• **What you need to do**
Copy each line below that includes "screenshot".

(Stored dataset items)
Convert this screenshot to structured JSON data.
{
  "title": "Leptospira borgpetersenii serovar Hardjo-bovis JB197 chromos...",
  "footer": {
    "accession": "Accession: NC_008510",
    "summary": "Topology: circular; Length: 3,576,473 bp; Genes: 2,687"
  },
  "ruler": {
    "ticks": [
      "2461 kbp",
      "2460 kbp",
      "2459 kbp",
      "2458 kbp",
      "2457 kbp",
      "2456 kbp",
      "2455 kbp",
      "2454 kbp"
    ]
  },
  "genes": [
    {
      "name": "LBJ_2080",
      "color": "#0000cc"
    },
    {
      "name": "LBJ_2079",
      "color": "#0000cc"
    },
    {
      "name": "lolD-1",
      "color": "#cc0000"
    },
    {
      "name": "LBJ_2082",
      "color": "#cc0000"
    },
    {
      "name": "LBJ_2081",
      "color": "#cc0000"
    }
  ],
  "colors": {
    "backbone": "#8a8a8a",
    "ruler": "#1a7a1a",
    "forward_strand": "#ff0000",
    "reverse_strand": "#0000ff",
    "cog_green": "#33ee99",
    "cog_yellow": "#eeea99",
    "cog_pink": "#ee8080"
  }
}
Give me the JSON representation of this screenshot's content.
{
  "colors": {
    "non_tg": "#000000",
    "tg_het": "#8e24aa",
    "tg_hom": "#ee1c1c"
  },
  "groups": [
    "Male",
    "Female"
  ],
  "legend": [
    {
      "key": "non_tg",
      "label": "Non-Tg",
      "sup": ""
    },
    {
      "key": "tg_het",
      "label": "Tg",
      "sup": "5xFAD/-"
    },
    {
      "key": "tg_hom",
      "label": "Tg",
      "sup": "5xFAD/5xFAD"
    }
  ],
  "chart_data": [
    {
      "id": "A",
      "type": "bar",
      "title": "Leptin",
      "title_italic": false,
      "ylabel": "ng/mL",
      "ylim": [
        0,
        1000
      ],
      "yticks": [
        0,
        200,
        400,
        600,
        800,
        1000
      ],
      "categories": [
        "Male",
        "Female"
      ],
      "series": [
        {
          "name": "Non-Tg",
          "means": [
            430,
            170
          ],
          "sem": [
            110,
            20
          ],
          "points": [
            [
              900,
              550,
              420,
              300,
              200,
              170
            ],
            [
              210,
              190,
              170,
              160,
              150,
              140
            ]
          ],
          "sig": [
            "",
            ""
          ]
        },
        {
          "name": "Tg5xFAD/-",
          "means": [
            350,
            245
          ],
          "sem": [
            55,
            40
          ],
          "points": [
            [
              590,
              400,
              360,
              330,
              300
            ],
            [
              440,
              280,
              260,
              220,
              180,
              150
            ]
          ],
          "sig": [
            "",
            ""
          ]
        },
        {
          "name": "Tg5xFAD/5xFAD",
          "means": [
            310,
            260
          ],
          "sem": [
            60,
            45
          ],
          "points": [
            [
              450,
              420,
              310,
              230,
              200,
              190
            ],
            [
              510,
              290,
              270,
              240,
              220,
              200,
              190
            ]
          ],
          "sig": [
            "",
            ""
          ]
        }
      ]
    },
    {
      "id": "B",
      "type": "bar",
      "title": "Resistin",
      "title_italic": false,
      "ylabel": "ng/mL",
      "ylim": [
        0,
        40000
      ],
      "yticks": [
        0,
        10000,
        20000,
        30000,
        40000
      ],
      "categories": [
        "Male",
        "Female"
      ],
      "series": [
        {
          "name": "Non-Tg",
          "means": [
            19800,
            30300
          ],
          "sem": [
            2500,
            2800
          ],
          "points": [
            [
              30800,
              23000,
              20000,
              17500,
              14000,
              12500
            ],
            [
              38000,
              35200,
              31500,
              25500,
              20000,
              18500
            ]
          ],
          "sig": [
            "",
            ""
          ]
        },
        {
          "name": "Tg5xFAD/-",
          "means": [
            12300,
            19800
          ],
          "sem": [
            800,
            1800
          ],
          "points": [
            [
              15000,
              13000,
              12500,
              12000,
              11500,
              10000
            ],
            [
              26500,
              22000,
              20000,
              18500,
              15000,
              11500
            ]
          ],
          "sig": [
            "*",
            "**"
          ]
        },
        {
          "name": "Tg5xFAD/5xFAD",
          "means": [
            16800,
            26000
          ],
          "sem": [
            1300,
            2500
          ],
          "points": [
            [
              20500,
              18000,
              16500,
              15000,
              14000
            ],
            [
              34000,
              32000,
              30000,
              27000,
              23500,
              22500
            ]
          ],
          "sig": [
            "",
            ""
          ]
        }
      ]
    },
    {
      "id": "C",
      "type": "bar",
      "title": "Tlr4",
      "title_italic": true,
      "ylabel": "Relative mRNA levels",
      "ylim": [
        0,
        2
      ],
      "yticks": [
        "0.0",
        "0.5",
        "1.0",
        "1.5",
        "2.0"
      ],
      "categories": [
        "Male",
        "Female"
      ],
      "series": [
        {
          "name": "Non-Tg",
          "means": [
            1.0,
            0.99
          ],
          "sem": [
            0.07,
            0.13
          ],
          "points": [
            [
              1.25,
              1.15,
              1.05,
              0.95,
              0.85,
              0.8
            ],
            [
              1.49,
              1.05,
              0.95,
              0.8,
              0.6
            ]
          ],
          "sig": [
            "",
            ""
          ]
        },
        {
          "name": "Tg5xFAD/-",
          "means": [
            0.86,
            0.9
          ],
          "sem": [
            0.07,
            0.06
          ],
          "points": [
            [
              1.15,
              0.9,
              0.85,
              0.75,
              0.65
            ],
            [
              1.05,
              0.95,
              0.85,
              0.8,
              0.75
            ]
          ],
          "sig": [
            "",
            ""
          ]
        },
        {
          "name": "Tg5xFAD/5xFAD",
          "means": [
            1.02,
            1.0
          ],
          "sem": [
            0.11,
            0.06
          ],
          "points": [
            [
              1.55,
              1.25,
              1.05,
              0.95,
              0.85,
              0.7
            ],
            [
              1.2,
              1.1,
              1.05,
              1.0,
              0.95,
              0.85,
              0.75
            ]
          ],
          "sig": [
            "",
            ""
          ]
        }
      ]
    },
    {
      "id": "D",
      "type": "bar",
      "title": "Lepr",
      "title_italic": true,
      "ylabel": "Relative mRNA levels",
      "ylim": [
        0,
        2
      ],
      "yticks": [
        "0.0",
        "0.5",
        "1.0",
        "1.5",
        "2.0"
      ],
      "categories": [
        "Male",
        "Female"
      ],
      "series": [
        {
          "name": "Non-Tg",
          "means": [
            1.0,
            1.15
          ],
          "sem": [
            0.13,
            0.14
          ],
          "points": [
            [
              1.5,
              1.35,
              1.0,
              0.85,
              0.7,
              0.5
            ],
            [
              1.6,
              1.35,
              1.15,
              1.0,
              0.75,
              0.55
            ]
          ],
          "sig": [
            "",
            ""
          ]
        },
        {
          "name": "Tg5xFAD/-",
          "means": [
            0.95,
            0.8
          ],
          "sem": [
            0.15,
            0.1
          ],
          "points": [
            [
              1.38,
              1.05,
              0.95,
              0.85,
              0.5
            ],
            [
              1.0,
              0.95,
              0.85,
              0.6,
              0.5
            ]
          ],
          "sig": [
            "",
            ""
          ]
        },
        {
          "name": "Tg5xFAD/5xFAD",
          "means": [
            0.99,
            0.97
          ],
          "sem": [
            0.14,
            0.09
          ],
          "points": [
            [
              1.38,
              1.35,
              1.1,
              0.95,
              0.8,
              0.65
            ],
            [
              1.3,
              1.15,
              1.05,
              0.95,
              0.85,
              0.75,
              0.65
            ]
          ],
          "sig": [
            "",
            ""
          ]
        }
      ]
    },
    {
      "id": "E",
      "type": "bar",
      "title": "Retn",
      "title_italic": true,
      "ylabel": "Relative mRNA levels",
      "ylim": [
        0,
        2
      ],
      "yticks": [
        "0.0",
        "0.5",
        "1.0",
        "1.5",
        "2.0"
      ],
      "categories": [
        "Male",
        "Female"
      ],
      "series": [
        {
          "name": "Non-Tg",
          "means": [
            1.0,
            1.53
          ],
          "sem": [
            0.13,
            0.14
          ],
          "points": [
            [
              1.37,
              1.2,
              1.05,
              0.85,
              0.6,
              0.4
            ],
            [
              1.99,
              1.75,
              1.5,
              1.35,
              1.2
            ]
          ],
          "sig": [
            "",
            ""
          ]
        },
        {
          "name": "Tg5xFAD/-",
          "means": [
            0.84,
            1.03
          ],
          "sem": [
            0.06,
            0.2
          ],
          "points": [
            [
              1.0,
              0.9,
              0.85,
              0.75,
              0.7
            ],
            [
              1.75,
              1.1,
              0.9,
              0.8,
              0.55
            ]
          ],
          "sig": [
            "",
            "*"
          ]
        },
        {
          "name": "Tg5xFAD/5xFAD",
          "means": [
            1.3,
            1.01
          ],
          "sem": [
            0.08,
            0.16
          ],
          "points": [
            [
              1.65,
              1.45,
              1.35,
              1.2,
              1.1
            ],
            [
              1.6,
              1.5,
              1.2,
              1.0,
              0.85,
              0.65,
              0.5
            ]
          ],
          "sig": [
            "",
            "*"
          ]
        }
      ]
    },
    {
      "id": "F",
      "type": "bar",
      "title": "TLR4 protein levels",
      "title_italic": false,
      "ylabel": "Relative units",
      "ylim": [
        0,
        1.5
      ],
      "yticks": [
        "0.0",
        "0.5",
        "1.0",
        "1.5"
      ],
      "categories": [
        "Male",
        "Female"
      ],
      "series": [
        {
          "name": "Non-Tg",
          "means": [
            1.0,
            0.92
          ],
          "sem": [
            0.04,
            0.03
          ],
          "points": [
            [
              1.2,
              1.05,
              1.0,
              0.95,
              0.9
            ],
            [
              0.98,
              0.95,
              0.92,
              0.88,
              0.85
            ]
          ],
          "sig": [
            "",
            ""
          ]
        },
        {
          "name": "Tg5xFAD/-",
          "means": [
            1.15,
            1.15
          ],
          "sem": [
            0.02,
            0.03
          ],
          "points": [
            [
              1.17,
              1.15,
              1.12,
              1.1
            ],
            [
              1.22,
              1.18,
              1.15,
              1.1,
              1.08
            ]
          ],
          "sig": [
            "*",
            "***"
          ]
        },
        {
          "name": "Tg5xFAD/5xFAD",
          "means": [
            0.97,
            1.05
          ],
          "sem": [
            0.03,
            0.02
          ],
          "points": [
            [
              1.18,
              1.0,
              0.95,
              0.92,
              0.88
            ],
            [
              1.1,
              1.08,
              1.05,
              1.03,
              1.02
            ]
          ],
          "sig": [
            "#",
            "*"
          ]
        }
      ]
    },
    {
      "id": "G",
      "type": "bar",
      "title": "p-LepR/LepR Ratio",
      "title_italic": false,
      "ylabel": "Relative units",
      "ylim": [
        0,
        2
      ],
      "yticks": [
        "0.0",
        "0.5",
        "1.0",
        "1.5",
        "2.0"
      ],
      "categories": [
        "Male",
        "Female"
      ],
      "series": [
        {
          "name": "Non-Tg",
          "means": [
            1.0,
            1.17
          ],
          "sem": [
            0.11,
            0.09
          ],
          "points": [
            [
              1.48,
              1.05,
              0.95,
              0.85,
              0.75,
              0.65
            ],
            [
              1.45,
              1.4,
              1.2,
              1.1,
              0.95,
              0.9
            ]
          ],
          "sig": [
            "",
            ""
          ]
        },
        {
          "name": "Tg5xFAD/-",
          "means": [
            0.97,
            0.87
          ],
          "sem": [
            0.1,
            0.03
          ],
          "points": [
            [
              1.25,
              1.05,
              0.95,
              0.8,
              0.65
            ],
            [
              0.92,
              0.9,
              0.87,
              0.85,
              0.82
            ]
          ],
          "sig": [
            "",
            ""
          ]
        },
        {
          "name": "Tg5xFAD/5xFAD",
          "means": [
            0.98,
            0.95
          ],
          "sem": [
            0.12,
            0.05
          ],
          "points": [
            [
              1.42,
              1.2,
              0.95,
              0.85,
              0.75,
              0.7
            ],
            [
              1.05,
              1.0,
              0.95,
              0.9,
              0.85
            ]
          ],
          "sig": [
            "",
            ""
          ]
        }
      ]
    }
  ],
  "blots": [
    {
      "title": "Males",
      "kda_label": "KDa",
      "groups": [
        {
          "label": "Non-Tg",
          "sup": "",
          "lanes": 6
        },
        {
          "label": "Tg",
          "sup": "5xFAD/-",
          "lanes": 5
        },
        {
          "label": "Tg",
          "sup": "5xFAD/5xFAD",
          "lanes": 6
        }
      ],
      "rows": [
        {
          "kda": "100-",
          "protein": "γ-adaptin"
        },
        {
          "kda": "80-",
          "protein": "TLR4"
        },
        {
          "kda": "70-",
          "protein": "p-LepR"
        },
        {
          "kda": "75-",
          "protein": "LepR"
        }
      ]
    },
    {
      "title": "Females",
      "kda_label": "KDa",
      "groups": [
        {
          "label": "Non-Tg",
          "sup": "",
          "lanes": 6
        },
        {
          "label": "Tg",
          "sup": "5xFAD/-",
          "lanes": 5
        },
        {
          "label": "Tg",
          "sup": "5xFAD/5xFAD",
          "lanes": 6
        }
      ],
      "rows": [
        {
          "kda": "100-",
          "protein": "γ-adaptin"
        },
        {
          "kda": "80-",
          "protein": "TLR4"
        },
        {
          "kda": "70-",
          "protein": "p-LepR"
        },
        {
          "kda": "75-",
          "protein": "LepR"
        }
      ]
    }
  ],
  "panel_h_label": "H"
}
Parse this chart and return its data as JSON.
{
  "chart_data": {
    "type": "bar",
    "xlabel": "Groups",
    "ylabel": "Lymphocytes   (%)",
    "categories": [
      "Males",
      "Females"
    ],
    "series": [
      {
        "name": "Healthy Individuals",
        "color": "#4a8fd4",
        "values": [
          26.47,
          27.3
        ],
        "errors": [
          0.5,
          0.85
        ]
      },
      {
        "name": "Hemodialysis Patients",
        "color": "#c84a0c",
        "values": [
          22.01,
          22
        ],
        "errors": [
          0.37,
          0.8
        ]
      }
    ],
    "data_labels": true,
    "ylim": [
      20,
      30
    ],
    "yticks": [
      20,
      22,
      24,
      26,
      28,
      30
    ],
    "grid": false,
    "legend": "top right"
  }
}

• **Solution to the problem**
Convert this screenshot to structured JSON data.
Give me the JSON representation of this screenshot's content.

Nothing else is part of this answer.